• **What the task requires**
Pictures stay out; everything else in the records below is copied exactly.

>> Start Recorded information

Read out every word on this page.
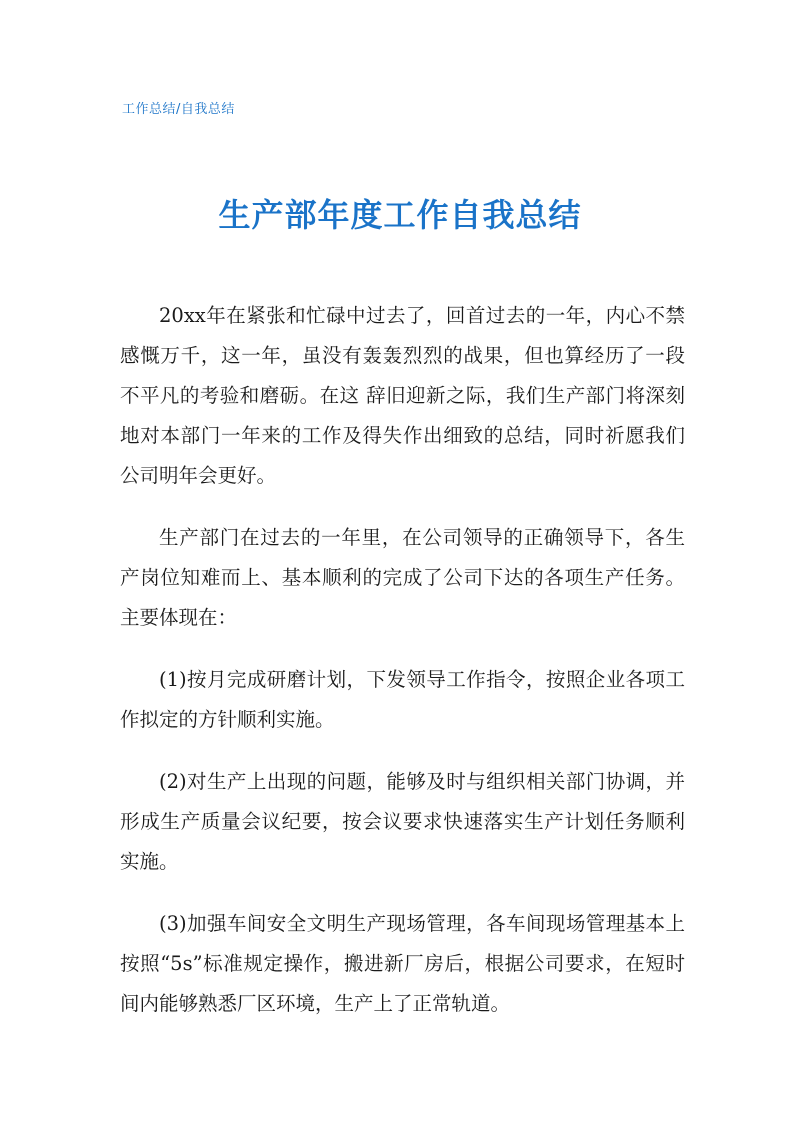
工作总结/自我总结
生产部年度工作自我总结

20xx年在紧张和忙碌中过去了，回首过去的一年，内心不禁感慨万千，这一年，虽没有轰轰烈烈的战果，但也算经历了一段不平凡的考验和磨砺。在这 辞旧迎新之际，我们生产部门将深刻地对本部门一年来的工作及得失作出细致的总结，同时祈愿我们公司明年会更好。

生产部门在过去的一年里，在公司领导的正确领导下，各生产岗位知难而上、基本顺利的完成了公司下达的各项生产任务。主要体现在：

(1)按月完成研磨计划，下发领导工作指令，按照企业各项工作拟定的方针顺利实施。

(2)对生产上出现的问题，能够及时与组织相关部门协调，并形成生产质量会议纪要，按会议要求快速落实生产计划任务顺利实施。

(3)加强车间安全文明生产现场管理，各车间现场管理基本上按照“5s”标准规定操作，搬进新厂房后，根据公司要求，在短时间内能够熟悉厂区环境，生产上了正常轨道。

>> End Recorded information

• **In response**
Read out every word on this page.
工作总结/自我总结
生产部年度工作自我总结

20xx年在紧张和忙碌中过去了，回首过去的一年，内心不禁感慨万千，这一年，虽没有轰轰烈烈的战果，但也算经历了一段不平凡的考验和磨砺。在这 辞旧迎新之际，我们生产部门将深刻地对本部门一年来的工作及得失作出细致的总结，同时祈愿我们公司明年会更好。

生产部门在过去的一年里，在公司领导的正确领导下，各生产岗位知难而上、基本顺利的完成了公司下达的各项生产任务。主要体现在：

(1)按月完成研磨计划，下发领导工作指令，按照企业各项工作拟定的方针顺利实施。

(2)对生产上出现的问题，能够及时与组织相关部门协调，并形成生产质量会议纪要，按会议要求快速落实生产计划任务顺利实施。

(3)加强车间安全文明生产现场管理，各车间现场管理基本上按照“5s”标准规定操作，搬进新厂房后，根据公司要求，在短时间内能够熟悉厂区环境，生产上了正常轨道。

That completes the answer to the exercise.